§ TASK BRIEF: Go through the entries below and retype them exactly, omitting each picture.

§ MATERIAL FOR THIS EXERCISE:
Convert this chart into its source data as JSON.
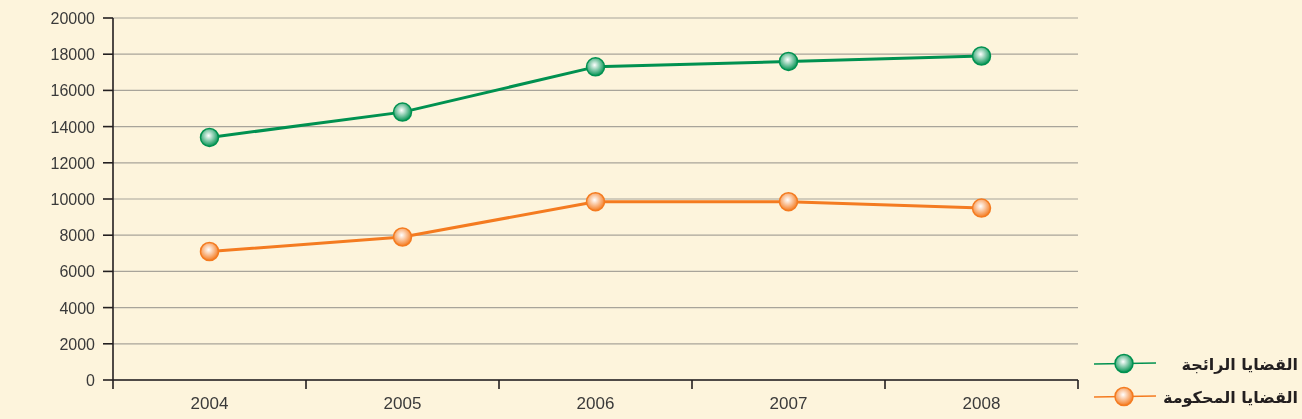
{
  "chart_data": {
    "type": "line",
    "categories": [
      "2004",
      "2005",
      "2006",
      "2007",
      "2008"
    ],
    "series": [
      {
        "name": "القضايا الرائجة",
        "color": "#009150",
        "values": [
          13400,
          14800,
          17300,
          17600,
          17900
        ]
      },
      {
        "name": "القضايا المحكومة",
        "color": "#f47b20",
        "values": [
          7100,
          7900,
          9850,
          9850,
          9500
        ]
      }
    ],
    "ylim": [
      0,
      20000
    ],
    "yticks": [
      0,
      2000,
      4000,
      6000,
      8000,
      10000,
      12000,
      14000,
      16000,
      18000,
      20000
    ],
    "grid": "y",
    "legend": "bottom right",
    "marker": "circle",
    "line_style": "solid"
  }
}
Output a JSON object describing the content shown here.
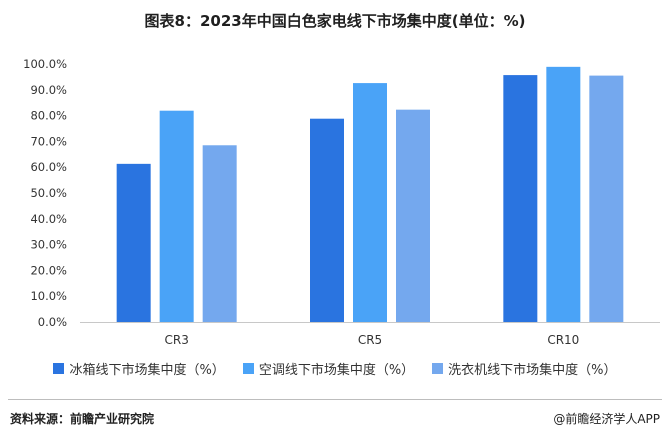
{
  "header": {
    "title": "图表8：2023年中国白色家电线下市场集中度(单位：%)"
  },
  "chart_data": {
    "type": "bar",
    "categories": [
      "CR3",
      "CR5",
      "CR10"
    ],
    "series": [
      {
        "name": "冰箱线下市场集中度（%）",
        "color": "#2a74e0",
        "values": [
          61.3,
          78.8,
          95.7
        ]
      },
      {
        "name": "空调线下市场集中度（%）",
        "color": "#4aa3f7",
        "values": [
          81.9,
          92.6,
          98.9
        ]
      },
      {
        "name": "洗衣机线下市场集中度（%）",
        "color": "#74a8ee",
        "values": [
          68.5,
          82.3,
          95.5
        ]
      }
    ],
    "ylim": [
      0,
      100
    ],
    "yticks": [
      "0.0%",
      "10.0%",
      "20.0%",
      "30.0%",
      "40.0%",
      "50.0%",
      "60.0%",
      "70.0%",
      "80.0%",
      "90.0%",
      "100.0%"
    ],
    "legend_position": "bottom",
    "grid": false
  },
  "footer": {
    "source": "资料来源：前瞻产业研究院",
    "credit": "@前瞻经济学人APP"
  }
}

§ OUTPUT:
Convert this chart into its source data as JSON.
{
  "chart_data": {
    "type": "line",
    "categories": [
      "2004",
      "2005",
      "2006",
      "2007",
      "2008"
    ],
    "series": [
      {
        "name": "القضايا الرائجة",
        "color": "#009150",
        "values": [
          13400,
          14800,
          17300,
          17600,
          17900
        ]
      },
      {
        "name": "القضايا المحكومة",
        "color": "#f47b20",
        "values": [
          7100,
          7900,
          9850,
          9850,
          9500
        ]
      }
    ],
    "ylim": [
      0,
      20000
    ],
    "yticks": [
      0,
      2000,
      4000,
      6000,
      8000,
      10000,
      12000,
      14000,
      16000,
      18000,
      20000
    ],
    "grid": "y",
    "legend": "bottom right",
    "marker": "circle",
    "line_style": "solid"
  }
}
Output a JSON object describing the content shown here.
{
  "header": {
    "title": "图表8：2023年中国白色家电线下市场集中度(单位：%)"
  },
  "chart_data": {
    "type": "bar",
    "categories": [
      "CR3",
      "CR5",
      "CR10"
    ],
    "series": [
      {
        "name": "冰箱线下市场集中度（%）",
        "color": "#2a74e0",
        "values": [
          61.3,
          78.8,
          95.7
        ]
      },
      {
        "name": "空调线下市场集中度（%）",
        "color": "#4aa3f7",
        "values": [
          81.9,
          92.6,
          98.9
        ]
      },
      {
        "name": "洗衣机线下市场集中度（%）",
        "color": "#74a8ee",
        "values": [
          68.5,
          82.3,
          95.5
        ]
      }
    ],
    "ylim": [
      0,
      100
    ],
    "yticks": [
      "0.0%",
      "10.0%",
      "20.0%",
      "30.0%",
      "40.0%",
      "50.0%",
      "60.0%",
      "70.0%",
      "80.0%",
      "90.0%",
      "100.0%"
    ],
    "legend_position": "bottom",
    "grid": false
  },
  "footer": {
    "source": "资料来源：前瞻产业研究院",
    "credit": "@前瞻经济学人APP"
  }
}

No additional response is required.